**** TASK INPUTS

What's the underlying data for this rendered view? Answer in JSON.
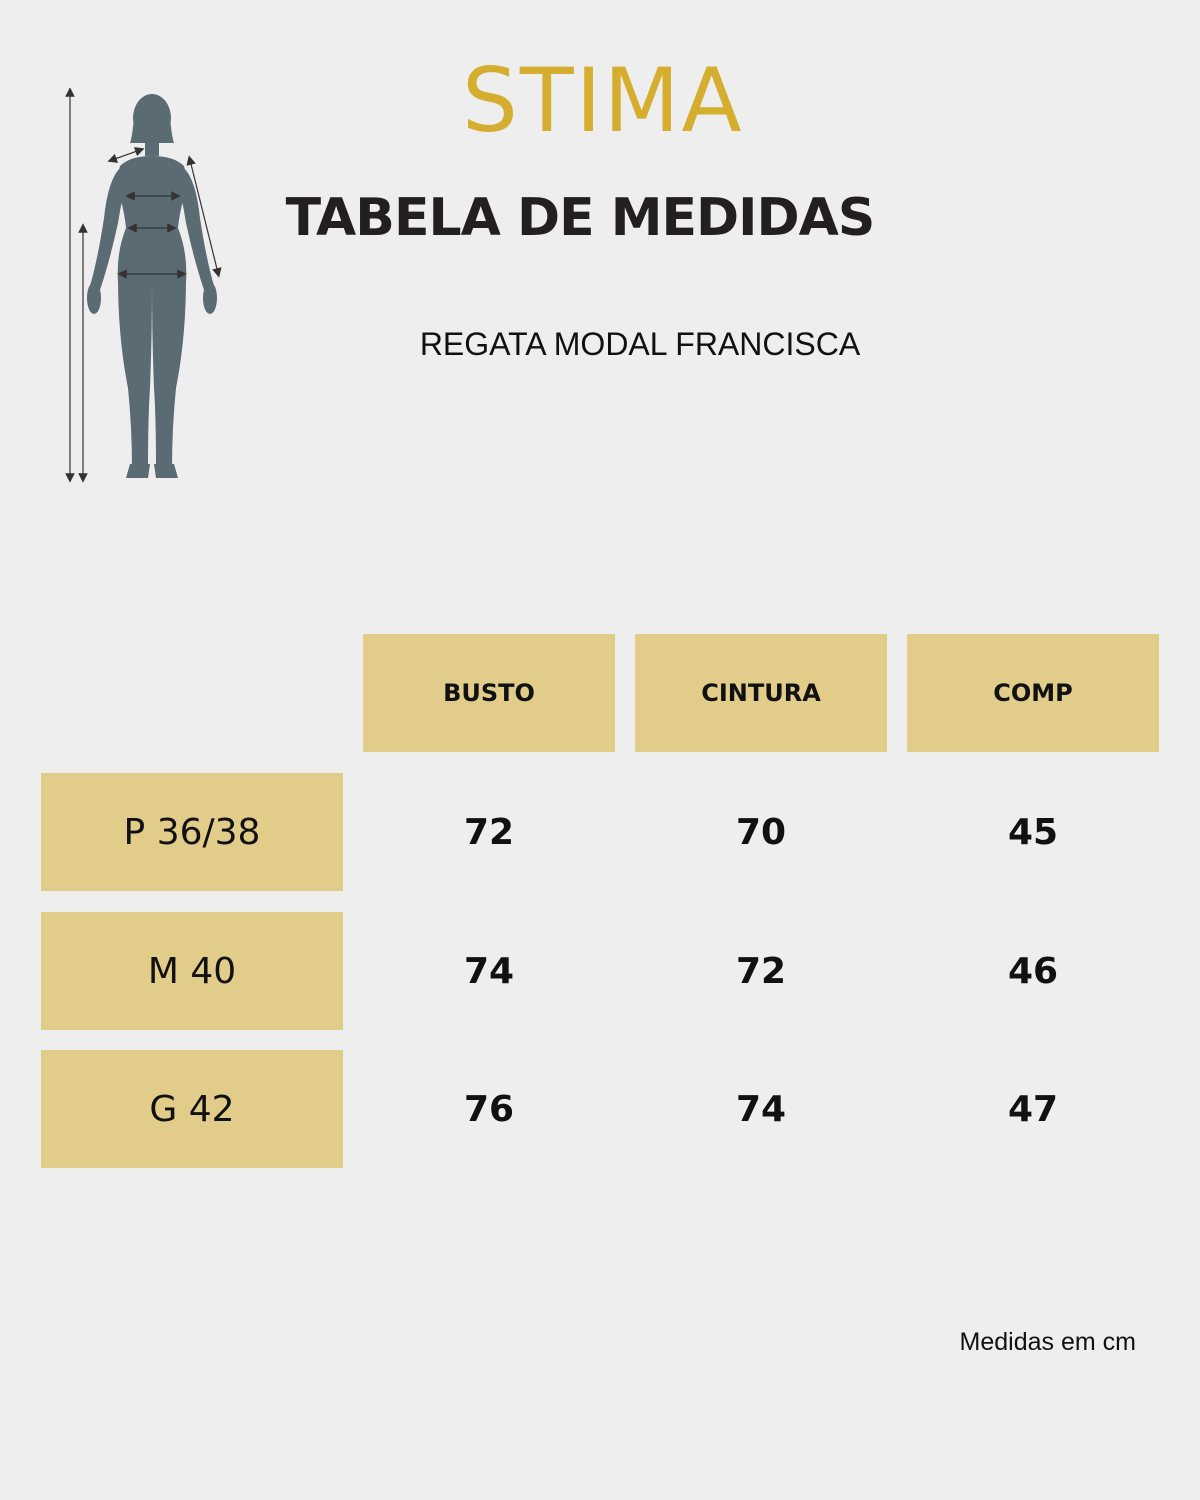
{
  "brand": {
    "logo_text": "STIMA",
    "color": "#d5ae2f"
  },
  "header": {
    "title": "TABELA DE MEDIDAS",
    "product": "REGATA MODAL FRANCISCA"
  },
  "illustration": {
    "icon": "female-body-measurement-icon",
    "color": "#5b6b73"
  },
  "table": {
    "accent_color": "#e1cc8a",
    "columns": [
      "BUSTO",
      "CINTURA",
      "COMP"
    ],
    "rows": [
      {
        "size": "P 36/38",
        "values": [
          "72",
          "70",
          "45"
        ]
      },
      {
        "size": "M 40",
        "values": [
          "74",
          "72",
          "46"
        ]
      },
      {
        "size": "G 42",
        "values": [
          "76",
          "74",
          "47"
        ]
      }
    ]
  },
  "footer": {
    "note": "Medidas em cm"
  }
}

********

Make an exact copy of the listing above. Do not include the pictures.

What's the underlying data for this rendered view? Answer in JSON.
{
  "brand": {
    "logo_text": "STIMA",
    "color": "#d5ae2f"
  },
  "header": {
    "title": "TABELA DE MEDIDAS",
    "product": "REGATA MODAL FRANCISCA"
  },
  "illustration": {
    "icon": "female-body-measurement-icon",
    "color": "#5b6b73"
  },
  "table": {
    "accent_color": "#e1cc8a",
    "columns": [
      "BUSTO",
      "CINTURA",
      "COMP"
    ],
    "rows": [
      {
        "size": "P 36/38",
        "values": [
          "72",
          "70",
          "45"
        ]
      },
      {
        "size": "M 40",
        "values": [
          "74",
          "72",
          "46"
        ]
      },
      {
        "size": "G 42",
        "values": [
          "76",
          "74",
          "47"
        ]
      }
    ]
  },
  "footer": {
    "note": "Medidas em cm"
  }
}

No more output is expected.